■ Extracted material:

________________________________________

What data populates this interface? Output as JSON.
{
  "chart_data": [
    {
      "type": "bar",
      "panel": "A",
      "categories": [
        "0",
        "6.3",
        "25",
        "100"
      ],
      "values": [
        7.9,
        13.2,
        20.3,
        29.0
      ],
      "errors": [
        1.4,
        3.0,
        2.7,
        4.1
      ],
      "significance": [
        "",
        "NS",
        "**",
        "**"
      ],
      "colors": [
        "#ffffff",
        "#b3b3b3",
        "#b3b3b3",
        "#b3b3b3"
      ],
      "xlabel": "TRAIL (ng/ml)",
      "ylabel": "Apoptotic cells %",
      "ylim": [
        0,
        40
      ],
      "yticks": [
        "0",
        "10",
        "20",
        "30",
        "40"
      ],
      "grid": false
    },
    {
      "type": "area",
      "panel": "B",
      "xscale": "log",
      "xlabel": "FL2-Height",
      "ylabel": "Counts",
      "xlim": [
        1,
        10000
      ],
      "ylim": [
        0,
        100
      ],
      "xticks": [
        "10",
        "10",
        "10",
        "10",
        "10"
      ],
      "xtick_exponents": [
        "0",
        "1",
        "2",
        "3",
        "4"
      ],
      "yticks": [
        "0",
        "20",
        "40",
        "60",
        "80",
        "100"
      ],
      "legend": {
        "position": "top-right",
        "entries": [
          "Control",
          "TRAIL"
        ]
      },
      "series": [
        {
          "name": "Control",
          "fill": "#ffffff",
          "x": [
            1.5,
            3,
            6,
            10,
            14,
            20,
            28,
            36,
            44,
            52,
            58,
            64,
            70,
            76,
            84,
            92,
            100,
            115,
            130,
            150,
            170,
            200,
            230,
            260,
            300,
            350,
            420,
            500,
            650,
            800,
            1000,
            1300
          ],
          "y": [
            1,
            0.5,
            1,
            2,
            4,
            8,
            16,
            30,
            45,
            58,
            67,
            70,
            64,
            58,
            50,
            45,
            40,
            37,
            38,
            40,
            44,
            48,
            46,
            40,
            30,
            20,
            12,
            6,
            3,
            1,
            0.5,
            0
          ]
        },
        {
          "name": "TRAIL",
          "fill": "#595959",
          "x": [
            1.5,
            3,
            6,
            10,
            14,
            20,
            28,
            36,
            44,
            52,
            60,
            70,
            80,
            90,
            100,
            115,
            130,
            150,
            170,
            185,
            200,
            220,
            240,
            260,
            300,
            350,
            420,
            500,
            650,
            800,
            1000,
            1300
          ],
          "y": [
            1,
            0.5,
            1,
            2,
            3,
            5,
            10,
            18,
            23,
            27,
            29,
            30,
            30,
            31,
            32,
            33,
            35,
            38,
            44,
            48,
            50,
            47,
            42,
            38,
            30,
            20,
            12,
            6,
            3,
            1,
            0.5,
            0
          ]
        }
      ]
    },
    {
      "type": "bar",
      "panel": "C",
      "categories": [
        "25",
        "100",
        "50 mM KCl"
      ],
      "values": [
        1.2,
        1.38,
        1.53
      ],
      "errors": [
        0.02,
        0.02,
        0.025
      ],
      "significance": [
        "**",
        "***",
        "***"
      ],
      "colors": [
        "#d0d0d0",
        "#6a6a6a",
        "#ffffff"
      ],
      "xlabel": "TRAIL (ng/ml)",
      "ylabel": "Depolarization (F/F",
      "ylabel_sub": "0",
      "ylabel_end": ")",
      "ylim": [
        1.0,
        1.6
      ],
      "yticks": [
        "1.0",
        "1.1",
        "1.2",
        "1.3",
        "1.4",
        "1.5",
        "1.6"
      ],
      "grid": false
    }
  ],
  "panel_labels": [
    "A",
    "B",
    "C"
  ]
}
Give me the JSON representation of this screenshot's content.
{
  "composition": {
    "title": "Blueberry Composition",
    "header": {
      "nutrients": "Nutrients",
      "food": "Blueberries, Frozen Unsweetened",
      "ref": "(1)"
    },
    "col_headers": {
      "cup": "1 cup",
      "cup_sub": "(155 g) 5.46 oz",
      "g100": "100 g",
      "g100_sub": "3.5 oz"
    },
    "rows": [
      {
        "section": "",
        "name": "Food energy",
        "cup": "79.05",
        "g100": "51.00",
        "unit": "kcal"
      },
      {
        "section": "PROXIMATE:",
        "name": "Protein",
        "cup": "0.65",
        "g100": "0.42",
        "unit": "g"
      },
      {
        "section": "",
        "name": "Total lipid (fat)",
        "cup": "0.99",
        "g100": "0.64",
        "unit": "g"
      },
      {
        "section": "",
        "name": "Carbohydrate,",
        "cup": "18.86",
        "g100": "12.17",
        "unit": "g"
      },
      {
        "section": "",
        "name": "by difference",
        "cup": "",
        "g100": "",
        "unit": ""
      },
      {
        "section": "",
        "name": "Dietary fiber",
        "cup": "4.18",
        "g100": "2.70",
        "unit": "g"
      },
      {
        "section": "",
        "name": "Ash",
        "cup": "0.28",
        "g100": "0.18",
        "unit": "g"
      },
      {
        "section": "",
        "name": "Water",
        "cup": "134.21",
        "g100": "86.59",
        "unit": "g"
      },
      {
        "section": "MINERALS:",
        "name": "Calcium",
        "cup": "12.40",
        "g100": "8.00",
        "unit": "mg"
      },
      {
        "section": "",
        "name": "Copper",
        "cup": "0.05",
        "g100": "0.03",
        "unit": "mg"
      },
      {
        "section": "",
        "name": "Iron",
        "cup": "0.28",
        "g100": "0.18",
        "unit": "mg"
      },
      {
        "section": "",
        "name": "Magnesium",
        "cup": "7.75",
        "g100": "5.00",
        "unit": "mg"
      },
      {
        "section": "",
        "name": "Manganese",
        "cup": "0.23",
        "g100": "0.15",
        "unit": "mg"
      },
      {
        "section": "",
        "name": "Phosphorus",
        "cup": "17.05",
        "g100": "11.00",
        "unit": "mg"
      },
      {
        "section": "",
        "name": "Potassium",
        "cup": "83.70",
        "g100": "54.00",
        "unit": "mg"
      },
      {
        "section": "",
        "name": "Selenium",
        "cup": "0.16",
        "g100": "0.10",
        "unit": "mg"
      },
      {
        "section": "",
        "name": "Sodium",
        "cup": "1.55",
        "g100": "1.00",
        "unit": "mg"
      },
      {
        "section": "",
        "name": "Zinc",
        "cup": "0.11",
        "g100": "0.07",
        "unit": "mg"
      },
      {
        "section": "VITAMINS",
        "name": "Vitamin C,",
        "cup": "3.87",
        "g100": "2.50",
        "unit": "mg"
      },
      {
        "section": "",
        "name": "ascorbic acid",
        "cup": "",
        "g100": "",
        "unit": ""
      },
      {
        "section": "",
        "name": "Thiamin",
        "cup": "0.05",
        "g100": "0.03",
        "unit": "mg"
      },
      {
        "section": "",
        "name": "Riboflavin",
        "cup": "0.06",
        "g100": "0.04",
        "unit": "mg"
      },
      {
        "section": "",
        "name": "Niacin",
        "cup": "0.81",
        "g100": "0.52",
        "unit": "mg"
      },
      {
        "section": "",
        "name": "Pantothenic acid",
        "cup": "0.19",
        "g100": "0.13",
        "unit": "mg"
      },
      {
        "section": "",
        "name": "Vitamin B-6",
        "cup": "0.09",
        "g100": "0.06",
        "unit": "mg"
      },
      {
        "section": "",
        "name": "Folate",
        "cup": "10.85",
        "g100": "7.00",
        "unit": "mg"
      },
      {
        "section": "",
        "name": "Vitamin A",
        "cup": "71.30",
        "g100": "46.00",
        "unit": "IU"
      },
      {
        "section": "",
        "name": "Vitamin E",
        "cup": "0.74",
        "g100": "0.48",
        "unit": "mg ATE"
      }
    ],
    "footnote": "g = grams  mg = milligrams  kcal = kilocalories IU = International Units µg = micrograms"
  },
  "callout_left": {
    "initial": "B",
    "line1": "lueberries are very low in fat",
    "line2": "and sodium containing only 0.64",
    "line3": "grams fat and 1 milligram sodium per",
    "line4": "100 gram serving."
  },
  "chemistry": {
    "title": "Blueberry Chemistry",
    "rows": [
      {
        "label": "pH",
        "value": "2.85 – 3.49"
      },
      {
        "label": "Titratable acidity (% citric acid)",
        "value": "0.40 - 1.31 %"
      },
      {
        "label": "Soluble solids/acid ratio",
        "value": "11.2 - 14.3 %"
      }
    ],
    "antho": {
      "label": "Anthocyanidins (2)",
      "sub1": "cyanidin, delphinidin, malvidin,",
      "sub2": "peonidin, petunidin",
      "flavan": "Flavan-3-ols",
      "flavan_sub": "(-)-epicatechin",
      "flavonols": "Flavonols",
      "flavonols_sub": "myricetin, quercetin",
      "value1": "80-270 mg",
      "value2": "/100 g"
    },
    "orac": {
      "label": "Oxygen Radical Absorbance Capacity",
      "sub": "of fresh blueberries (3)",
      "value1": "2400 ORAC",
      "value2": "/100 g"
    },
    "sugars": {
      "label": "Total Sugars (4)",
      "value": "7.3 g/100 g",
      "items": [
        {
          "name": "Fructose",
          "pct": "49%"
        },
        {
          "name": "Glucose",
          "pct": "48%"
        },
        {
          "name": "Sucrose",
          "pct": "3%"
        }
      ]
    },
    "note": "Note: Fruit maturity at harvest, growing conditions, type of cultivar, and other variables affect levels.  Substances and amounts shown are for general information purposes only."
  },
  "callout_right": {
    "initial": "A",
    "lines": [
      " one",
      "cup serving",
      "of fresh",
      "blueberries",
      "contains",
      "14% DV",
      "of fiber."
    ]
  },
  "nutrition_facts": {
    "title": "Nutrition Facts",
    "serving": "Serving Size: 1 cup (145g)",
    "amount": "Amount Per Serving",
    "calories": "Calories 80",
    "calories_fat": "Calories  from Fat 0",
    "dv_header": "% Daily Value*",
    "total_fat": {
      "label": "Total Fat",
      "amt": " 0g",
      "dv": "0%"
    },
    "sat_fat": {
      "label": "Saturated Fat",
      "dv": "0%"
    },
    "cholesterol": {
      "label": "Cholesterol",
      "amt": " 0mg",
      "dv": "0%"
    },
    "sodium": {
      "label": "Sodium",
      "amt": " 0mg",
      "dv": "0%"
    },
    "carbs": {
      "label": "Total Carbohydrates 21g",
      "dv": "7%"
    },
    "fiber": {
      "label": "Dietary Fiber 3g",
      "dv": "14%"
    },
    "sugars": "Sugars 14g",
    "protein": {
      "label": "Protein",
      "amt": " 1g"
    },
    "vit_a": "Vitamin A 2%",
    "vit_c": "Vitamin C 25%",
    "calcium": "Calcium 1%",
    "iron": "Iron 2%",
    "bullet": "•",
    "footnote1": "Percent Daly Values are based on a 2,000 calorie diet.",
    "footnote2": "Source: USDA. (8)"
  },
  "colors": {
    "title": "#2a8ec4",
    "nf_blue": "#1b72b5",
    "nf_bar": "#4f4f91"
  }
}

________________________________________

■ Exercise directions: Copy every line of the listing where the word "JSON" appears.

■ Response to this task:
What data populates this interface? Output as JSON.
Give me the JSON representation of this screenshot's content.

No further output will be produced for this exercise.